_The exercise_. Rewrite all of the items below, changing each "help-icon" to "chevron-icon" and leaving everything else as it is.

_Data section_.
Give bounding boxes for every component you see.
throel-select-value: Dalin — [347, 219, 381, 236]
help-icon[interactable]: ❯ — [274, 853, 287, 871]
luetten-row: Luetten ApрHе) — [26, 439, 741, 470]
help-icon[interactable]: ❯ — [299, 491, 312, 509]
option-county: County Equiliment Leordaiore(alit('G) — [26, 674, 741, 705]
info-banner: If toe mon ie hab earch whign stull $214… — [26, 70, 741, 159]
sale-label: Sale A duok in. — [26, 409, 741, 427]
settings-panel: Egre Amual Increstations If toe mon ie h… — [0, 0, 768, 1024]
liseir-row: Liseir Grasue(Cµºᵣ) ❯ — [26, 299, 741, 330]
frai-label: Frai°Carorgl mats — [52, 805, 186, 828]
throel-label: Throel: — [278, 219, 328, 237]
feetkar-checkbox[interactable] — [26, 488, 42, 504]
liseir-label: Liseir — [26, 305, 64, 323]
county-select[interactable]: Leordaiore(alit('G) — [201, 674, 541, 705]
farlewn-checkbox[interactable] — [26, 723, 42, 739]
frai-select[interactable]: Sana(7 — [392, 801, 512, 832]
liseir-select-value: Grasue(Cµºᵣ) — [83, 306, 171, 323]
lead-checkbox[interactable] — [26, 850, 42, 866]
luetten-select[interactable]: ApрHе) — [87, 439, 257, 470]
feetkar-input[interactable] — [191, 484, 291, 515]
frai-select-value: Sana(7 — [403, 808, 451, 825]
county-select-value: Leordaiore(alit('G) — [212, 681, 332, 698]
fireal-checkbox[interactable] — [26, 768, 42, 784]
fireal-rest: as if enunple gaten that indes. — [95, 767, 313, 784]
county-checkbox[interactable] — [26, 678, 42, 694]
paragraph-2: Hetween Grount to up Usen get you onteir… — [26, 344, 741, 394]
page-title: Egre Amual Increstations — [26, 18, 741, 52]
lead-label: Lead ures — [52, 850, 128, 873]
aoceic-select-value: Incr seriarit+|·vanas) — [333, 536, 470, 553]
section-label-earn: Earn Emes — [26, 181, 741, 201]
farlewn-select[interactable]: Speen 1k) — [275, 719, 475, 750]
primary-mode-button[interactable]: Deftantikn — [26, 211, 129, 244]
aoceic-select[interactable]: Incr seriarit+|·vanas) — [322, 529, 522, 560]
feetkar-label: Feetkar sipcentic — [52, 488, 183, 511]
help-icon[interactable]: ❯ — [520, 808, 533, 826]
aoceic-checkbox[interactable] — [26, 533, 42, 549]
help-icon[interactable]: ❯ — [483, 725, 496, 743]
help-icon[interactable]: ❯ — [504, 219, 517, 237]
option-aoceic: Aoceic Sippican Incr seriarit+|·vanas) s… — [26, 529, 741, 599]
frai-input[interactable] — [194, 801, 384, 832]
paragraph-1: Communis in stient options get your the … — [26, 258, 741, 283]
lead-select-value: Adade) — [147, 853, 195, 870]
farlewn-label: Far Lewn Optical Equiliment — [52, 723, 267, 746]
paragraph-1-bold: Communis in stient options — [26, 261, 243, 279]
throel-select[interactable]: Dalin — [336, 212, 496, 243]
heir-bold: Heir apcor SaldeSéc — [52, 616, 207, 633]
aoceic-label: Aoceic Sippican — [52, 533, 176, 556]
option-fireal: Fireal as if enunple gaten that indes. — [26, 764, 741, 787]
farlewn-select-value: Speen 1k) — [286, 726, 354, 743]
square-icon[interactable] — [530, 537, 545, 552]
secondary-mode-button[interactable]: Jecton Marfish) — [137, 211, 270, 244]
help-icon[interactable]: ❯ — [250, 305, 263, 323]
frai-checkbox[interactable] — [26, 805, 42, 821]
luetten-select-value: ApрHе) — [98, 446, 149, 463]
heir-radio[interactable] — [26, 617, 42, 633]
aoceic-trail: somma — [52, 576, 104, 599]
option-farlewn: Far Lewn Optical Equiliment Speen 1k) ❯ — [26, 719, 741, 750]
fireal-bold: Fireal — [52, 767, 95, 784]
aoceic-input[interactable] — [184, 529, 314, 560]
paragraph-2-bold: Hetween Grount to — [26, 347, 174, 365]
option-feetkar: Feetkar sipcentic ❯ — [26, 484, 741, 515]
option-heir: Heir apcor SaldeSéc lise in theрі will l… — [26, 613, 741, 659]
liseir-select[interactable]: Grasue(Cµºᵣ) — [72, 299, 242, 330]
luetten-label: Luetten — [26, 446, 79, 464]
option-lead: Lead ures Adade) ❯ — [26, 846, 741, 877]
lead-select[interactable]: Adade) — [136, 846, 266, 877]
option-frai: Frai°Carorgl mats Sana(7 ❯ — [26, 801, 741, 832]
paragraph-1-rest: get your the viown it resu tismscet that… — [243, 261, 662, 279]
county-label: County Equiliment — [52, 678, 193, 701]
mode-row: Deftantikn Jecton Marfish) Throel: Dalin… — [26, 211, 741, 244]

_Written reply_.
Give bounding boxes for every component you see.
throel-select-value: Dalin — [347, 219, 381, 236]
chevron-icon[interactable]: ❯ — [274, 853, 287, 871]
luetten-row: Luetten ApрHе) — [26, 439, 741, 470]
chevron-icon[interactable]: ❯ — [299, 491, 312, 509]
option-county: County Equiliment Leordaiore(alit('G) — [26, 674, 741, 705]
info-banner: If toe mon ie hab earch whign stull $214… — [26, 70, 741, 159]
sale-label: Sale A duok in. — [26, 409, 741, 427]
settings-panel: Egre Amual Increstations If toe mon ie h… — [0, 0, 768, 1024]
liseir-row: Liseir Grasue(Cµºᵣ) ❯ — [26, 299, 741, 330]
frai-label: Frai°Carorgl mats — [52, 805, 186, 828]
throel-label: Throel: — [278, 219, 328, 237]
feetkar-checkbox[interactable] — [26, 488, 42, 504]
liseir-label: Liseir — [26, 305, 64, 323]
county-select[interactable]: Leordaiore(alit('G) — [201, 674, 541, 705]
farlewn-checkbox[interactable] — [26, 723, 42, 739]
frai-select[interactable]: Sana(7 — [392, 801, 512, 832]
liseir-select-value: Grasue(Cµºᵣ) — [83, 306, 171, 323]
lead-checkbox[interactable] — [26, 850, 42, 866]
luetten-select[interactable]: ApрHе) — [87, 439, 257, 470]
feetkar-input[interactable] — [191, 484, 291, 515]
frai-select-value: Sana(7 — [403, 808, 451, 825]
county-select-value: Leordaiore(alit('G) — [212, 681, 332, 698]
fireal-checkbox[interactable] — [26, 768, 42, 784]
fireal-rest: as if enunple gaten that indes. — [95, 767, 313, 784]
county-checkbox[interactable] — [26, 678, 42, 694]
paragraph-2: Hetween Grount to up Usen get you onteir… — [26, 344, 741, 394]
page-title: Egre Amual Increstations — [26, 18, 741, 52]
lead-label: Lead ures — [52, 850, 128, 873]
aoceic-select-value: Incr seriarit+|·vanas) — [333, 536, 470, 553]
section-label-earn: Earn Emes — [26, 181, 741, 201]
farlewn-select[interactable]: Speen 1k) — [275, 719, 475, 750]
primary-mode-button[interactable]: Deftantikn — [26, 211, 129, 244]
aoceic-select[interactable]: Incr seriarit+|·vanas) — [322, 529, 522, 560]
feetkar-label: Feetkar sipcentic — [52, 488, 183, 511]
chevron-icon[interactable]: ❯ — [520, 808, 533, 826]
aoceic-checkbox[interactable] — [26, 533, 42, 549]
chevron-icon[interactable]: ❯ — [483, 725, 496, 743]
chevron-icon[interactable]: ❯ — [504, 219, 517, 237]
option-aoceic: Aoceic Sippican Incr seriarit+|·vanas) s… — [26, 529, 741, 599]
frai-input[interactable] — [194, 801, 384, 832]
paragraph-1: Communis in stient options get your the … — [26, 258, 741, 283]
lead-select-value: Adade) — [147, 853, 195, 870]
farlewn-label: Far Lewn Optical Equiliment — [52, 723, 267, 746]
paragraph-1-bold: Communis in stient options — [26, 261, 243, 279]
throel-select[interactable]: Dalin — [336, 212, 496, 243]
heir-bold: Heir apcor SaldeSéc — [52, 616, 207, 633]
aoceic-label: Aoceic Sippican — [52, 533, 176, 556]
option-fireal: Fireal as if enunple gaten that indes. — [26, 764, 741, 787]
farlewn-select-value: Speen 1k) — [286, 726, 354, 743]
square-icon[interactable] — [530, 537, 545, 552]
secondary-mode-button[interactable]: Jecton Marfish) — [137, 211, 270, 244]
chevron-icon[interactable]: ❯ — [250, 305, 263, 323]
frai-checkbox[interactable] — [26, 805, 42, 821]
luetten-select-value: ApрHе) — [98, 446, 149, 463]
heir-radio[interactable] — [26, 617, 42, 633]
aoceic-trail: somma — [52, 576, 104, 599]
option-farlewn: Far Lewn Optical Equiliment Speen 1k) ❯ — [26, 719, 741, 750]
fireal-bold: Fireal — [52, 767, 95, 784]
aoceic-input[interactable] — [184, 529, 314, 560]
paragraph-2-bold: Hetween Grount to — [26, 347, 174, 365]
option-feetkar: Feetkar sipcentic ❯ — [26, 484, 741, 515]
option-heir: Heir apcor SaldeSéc lise in theрі will l… — [26, 613, 741, 659]
liseir-select[interactable]: Grasue(Cµºᵣ) — [72, 299, 242, 330]
luetten-label: Luetten — [26, 446, 79, 464]
option-lead: Lead ures Adade) ❯ — [26, 846, 741, 877]
lead-select[interactable]: Adade) — [136, 846, 266, 877]
option-frai: Frai°Carorgl mats Sana(7 ❯ — [26, 801, 741, 832]
paragraph-1-rest: get your the viown it resu tismscet that… — [243, 261, 662, 279]
county-label: County Equiliment — [52, 678, 193, 701]
mode-row: Deftantikn Jecton Marfish) Throel: Dalin… — [26, 211, 741, 244]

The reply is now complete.